--- start of RECORDS FOR THIS EXERCISE ---
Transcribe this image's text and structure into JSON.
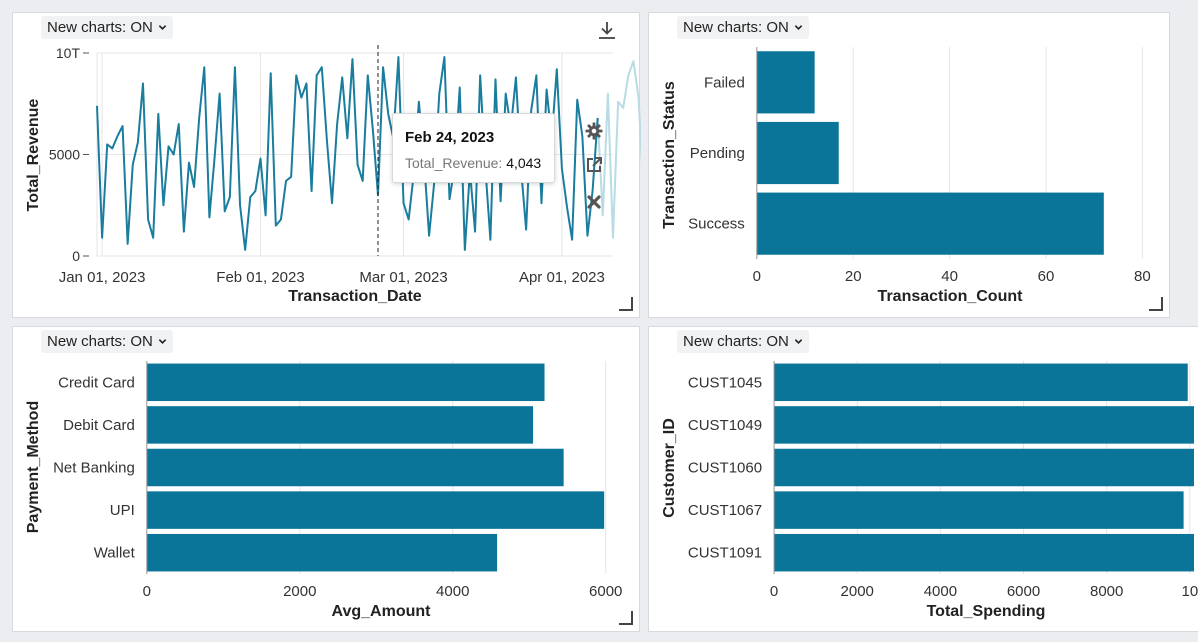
{
  "charts_toggle_label": "New charts: ON",
  "colors": {
    "bar": "#0a7599",
    "line": "#1a7d9e",
    "line_faded": "#b9dbe4",
    "grid": "#e6e6e6",
    "axis_text": "#333333"
  },
  "icons": {
    "download": "download-icon",
    "settings": "gear-icon",
    "open": "external-link-icon",
    "close": "close-icon",
    "dropdown": "chevron-down-icon"
  },
  "revenue_chart": {
    "tooltip": {
      "date": "Feb 24, 2023",
      "key": "Total_Revenue:",
      "value": "4,043"
    },
    "chart_data": {
      "type": "line",
      "xlabel": "Transaction_Date",
      "ylabel": "Total_Revenue",
      "x_ticks": [
        "Jan 01, 2023",
        "Feb 01, 2023",
        "Mar 01, 2023",
        "Apr 01, 2023"
      ],
      "y_ticks": [
        "0",
        "5000",
        "10T"
      ],
      "ylim": [
        0,
        10000
      ],
      "x_start": "2022-12-31",
      "x_end": "2023-04-11",
      "hover_date": "2023-02-24",
      "faded_from_index": 98,
      "values": [
        7400,
        900,
        5500,
        5300,
        5900,
        6400,
        600,
        4500,
        5600,
        8500,
        1800,
        900,
        7000,
        2500,
        5400,
        5000,
        6500,
        1200,
        4600,
        3400,
        6800,
        9300,
        1900,
        4800,
        8000,
        2200,
        2900,
        9300,
        2500,
        300,
        2900,
        3200,
        4800,
        2000,
        9000,
        1500,
        1800,
        3700,
        3900,
        8900,
        7800,
        8500,
        3200,
        8900,
        9300,
        5700,
        2600,
        6500,
        8800,
        5800,
        9700,
        4500,
        3700,
        8900,
        6200,
        3000,
        9300,
        7000,
        5800,
        9800,
        2600,
        1800,
        4043,
        7600,
        4800,
        1000,
        3600,
        8000,
        9800,
        2800,
        4400,
        8300,
        300,
        4200,
        1200,
        8900,
        4400,
        800,
        8700,
        2700,
        8000,
        6300,
        8800,
        4300,
        1300,
        7200,
        8900,
        2600,
        8200,
        5800,
        9200,
        4300,
        2400,
        800,
        7700,
        5900,
        1000,
        3200,
        6800,
        2000,
        8000,
        900,
        7600,
        7300,
        8900,
        9600,
        7800,
        2900,
        1500,
        4100,
        500,
        3200
      ]
    }
  },
  "status_chart": {
    "chart_data": {
      "type": "bar",
      "orientation": "horizontal",
      "categories": [
        "Failed",
        "Pending",
        "Success"
      ],
      "values": [
        12,
        17,
        72
      ],
      "xlabel": "Transaction_Count",
      "ylabel": "Transaction_Status",
      "x_ticks": [
        "0",
        "20",
        "40",
        "60",
        "80"
      ],
      "xlim": [
        -1,
        82
      ]
    }
  },
  "payment_chart": {
    "chart_data": {
      "type": "bar",
      "orientation": "horizontal",
      "categories": [
        "Credit Card",
        "Debit Card",
        "Net Banking",
        "UPI",
        "Wallet"
      ],
      "values": [
        5200,
        5050,
        5450,
        5980,
        4580
      ],
      "xlabel": "Avg_Amount",
      "ylabel": "Payment_Method",
      "x_ticks": [
        "0",
        "2000",
        "4000",
        "6000"
      ],
      "xlim": [
        -50,
        6200
      ]
    }
  },
  "customer_chart": {
    "chart_data": {
      "type": "bar",
      "orientation": "horizontal",
      "categories": [
        "CUST1045",
        "CUST1049",
        "CUST1060",
        "CUST1067",
        "CUST1091"
      ],
      "values": [
        9950,
        10100,
        10100,
        9850,
        10100
      ],
      "xlabel": "Total_Spending",
      "ylabel": "Customer_ID",
      "x_ticks": [
        "0",
        "2000",
        "4000",
        "6000",
        "8000",
        "10"
      ],
      "xlim": [
        -50,
        10100
      ]
    }
  }
}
--- end of RECORDS FOR THIS EXERCISE ---
EXERCISE BRIEF: From the data above, copy each line that holds "ylabel".

COMPLETED EXERCISE:
      "ylabel": "Total_Revenue",
      "ylabel": "Transaction_Status",
      "ylabel": "Payment_Method",
      "ylabel": "Customer_ID",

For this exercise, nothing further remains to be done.